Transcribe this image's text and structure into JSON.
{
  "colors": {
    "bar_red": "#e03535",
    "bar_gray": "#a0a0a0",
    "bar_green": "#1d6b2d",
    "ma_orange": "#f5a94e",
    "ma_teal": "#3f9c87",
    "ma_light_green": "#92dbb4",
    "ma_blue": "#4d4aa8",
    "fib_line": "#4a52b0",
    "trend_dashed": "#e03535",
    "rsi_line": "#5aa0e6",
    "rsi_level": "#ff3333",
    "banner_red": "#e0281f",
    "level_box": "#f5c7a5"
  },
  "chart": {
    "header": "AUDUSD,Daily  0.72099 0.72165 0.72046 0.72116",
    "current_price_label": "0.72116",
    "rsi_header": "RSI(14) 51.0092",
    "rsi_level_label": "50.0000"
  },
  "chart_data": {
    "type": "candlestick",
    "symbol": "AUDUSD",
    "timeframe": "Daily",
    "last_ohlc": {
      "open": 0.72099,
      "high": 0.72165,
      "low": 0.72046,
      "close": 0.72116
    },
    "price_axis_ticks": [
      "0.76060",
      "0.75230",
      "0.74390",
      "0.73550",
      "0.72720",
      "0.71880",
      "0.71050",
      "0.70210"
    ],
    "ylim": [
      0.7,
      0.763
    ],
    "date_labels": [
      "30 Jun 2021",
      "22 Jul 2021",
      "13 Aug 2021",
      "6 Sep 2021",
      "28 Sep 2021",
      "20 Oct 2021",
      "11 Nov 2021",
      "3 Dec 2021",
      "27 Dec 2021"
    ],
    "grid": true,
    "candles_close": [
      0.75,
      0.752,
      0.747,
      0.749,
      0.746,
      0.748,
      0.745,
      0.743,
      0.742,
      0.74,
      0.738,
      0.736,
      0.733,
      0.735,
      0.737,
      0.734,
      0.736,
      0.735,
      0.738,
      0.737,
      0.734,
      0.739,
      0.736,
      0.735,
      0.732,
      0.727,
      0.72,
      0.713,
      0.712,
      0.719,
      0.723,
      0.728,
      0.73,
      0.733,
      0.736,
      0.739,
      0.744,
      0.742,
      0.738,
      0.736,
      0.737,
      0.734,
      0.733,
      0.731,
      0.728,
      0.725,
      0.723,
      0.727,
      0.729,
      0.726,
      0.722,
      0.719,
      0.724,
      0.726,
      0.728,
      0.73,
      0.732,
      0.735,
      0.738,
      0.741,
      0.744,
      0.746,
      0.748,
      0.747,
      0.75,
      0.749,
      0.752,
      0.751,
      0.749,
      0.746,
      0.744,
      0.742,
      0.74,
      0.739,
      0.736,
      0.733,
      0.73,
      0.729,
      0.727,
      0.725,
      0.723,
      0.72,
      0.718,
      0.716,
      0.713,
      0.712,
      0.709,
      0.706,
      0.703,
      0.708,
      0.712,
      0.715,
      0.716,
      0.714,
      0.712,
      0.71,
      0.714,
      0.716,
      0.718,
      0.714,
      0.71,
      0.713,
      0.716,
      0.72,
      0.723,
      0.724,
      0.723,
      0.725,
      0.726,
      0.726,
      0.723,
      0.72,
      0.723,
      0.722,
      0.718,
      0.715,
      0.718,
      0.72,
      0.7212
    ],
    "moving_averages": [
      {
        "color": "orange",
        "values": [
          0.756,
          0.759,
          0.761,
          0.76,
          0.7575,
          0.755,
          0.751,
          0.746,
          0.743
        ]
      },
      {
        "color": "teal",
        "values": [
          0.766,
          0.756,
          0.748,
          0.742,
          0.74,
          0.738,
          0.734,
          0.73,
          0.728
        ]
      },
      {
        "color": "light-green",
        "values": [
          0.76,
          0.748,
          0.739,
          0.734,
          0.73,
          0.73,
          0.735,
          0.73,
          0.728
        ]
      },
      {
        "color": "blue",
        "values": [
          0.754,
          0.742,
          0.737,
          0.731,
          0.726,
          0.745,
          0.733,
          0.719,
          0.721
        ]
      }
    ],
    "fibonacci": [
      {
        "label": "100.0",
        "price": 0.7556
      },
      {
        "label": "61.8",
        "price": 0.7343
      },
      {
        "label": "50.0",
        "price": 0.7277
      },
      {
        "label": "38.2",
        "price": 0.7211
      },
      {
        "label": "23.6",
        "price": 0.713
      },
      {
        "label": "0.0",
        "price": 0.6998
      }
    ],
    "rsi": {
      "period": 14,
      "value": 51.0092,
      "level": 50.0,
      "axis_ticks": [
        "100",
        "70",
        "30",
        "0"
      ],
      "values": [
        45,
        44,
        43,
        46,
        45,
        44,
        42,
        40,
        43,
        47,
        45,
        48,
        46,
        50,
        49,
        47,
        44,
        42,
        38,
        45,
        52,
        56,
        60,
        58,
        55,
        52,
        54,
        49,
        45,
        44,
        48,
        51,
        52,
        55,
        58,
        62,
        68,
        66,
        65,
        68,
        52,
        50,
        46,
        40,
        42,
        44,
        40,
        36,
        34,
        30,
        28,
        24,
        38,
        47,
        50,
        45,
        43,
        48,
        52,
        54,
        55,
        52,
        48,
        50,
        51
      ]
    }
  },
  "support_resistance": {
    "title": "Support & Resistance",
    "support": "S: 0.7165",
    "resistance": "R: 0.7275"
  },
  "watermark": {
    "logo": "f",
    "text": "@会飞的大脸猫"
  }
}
========================
§ **What the task requires**
Transcribe the records above exactly as they appear.

§ **Response for this exercise**
Transcribe this image's text and structure into JSON.
{
  "colors": {
    "bar_red": "#e03535",
    "bar_gray": "#a0a0a0",
    "bar_green": "#1d6b2d",
    "ma_orange": "#f5a94e",
    "ma_teal": "#3f9c87",
    "ma_light_green": "#92dbb4",
    "ma_blue": "#4d4aa8",
    "fib_line": "#4a52b0",
    "trend_dashed": "#e03535",
    "rsi_line": "#5aa0e6",
    "rsi_level": "#ff3333",
    "banner_red": "#e0281f",
    "level_box": "#f5c7a5"
  },
  "chart": {
    "header": "AUDUSD,Daily  0.72099 0.72165 0.72046 0.72116",
    "current_price_label": "0.72116",
    "rsi_header": "RSI(14) 51.0092",
    "rsi_level_label": "50.0000"
  },
  "chart_data": {
    "type": "candlestick",
    "symbol": "AUDUSD",
    "timeframe": "Daily",
    "last_ohlc": {
      "open": 0.72099,
      "high": 0.72165,
      "low": 0.72046,
      "close": 0.72116
    },
    "price_axis_ticks": [
      "0.76060",
      "0.75230",
      "0.74390",
      "0.73550",
      "0.72720",
      "0.71880",
      "0.71050",
      "0.70210"
    ],
    "ylim": [
      0.7,
      0.763
    ],
    "date_labels": [
      "30 Jun 2021",
      "22 Jul 2021",
      "13 Aug 2021",
      "6 Sep 2021",
      "28 Sep 2021",
      "20 Oct 2021",
      "11 Nov 2021",
      "3 Dec 2021",
      "27 Dec 2021"
    ],
    "grid": true,
    "candles_close": [
      0.75,
      0.752,
      0.747,
      0.749,
      0.746,
      0.748,
      0.745,
      0.743,
      0.742,
      0.74,
      0.738,
      0.736,
      0.733,
      0.735,
      0.737,
      0.734,
      0.736,
      0.735,
      0.738,
      0.737,
      0.734,
      0.739,
      0.736,
      0.735,
      0.732,
      0.727,
      0.72,
      0.713,
      0.712,
      0.719,
      0.723,
      0.728,
      0.73,
      0.733,
      0.736,
      0.739,
      0.744,
      0.742,
      0.738,
      0.736,
      0.737,
      0.734,
      0.733,
      0.731,
      0.728,
      0.725,
      0.723,
      0.727,
      0.729,
      0.726,
      0.722,
      0.719,
      0.724,
      0.726,
      0.728,
      0.73,
      0.732,
      0.735,
      0.738,
      0.741,
      0.744,
      0.746,
      0.748,
      0.747,
      0.75,
      0.749,
      0.752,
      0.751,
      0.749,
      0.746,
      0.744,
      0.742,
      0.74,
      0.739,
      0.736,
      0.733,
      0.73,
      0.729,
      0.727,
      0.725,
      0.723,
      0.72,
      0.718,
      0.716,
      0.713,
      0.712,
      0.709,
      0.706,
      0.703,
      0.708,
      0.712,
      0.715,
      0.716,
      0.714,
      0.712,
      0.71,
      0.714,
      0.716,
      0.718,
      0.714,
      0.71,
      0.713,
      0.716,
      0.72,
      0.723,
      0.724,
      0.723,
      0.725,
      0.726,
      0.726,
      0.723,
      0.72,
      0.723,
      0.722,
      0.718,
      0.715,
      0.718,
      0.72,
      0.7212
    ],
    "moving_averages": [
      {
        "color": "orange",
        "values": [
          0.756,
          0.759,
          0.761,
          0.76,
          0.7575,
          0.755,
          0.751,
          0.746,
          0.743
        ]
      },
      {
        "color": "teal",
        "values": [
          0.766,
          0.756,
          0.748,
          0.742,
          0.74,
          0.738,
          0.734,
          0.73,
          0.728
        ]
      },
      {
        "color": "light-green",
        "values": [
          0.76,
          0.748,
          0.739,
          0.734,
          0.73,
          0.73,
          0.735,
          0.73,
          0.728
        ]
      },
      {
        "color": "blue",
        "values": [
          0.754,
          0.742,
          0.737,
          0.731,
          0.726,
          0.745,
          0.733,
          0.719,
          0.721
        ]
      }
    ],
    "fibonacci": [
      {
        "label": "100.0",
        "price": 0.7556
      },
      {
        "label": "61.8",
        "price": 0.7343
      },
      {
        "label": "50.0",
        "price": 0.7277
      },
      {
        "label": "38.2",
        "price": 0.7211
      },
      {
        "label": "23.6",
        "price": 0.713
      },
      {
        "label": "0.0",
        "price": 0.6998
      }
    ],
    "rsi": {
      "period": 14,
      "value": 51.0092,
      "level": 50.0,
      "axis_ticks": [
        "100",
        "70",
        "30",
        "0"
      ],
      "values": [
        45,
        44,
        43,
        46,
        45,
        44,
        42,
        40,
        43,
        47,
        45,
        48,
        46,
        50,
        49,
        47,
        44,
        42,
        38,
        45,
        52,
        56,
        60,
        58,
        55,
        52,
        54,
        49,
        45,
        44,
        48,
        51,
        52,
        55,
        58,
        62,
        68,
        66,
        65,
        68,
        52,
        50,
        46,
        40,
        42,
        44,
        40,
        36,
        34,
        30,
        28,
        24,
        38,
        47,
        50,
        45,
        43,
        48,
        52,
        54,
        55,
        52,
        48,
        50,
        51
      ]
    }
  },
  "support_resistance": {
    "title": "Support & Resistance",
    "support": "S: 0.7165",
    "resistance": "R: 0.7275"
  },
  "watermark": {
    "logo": "f",
    "text": "@会飞的大脸猫"
  }
}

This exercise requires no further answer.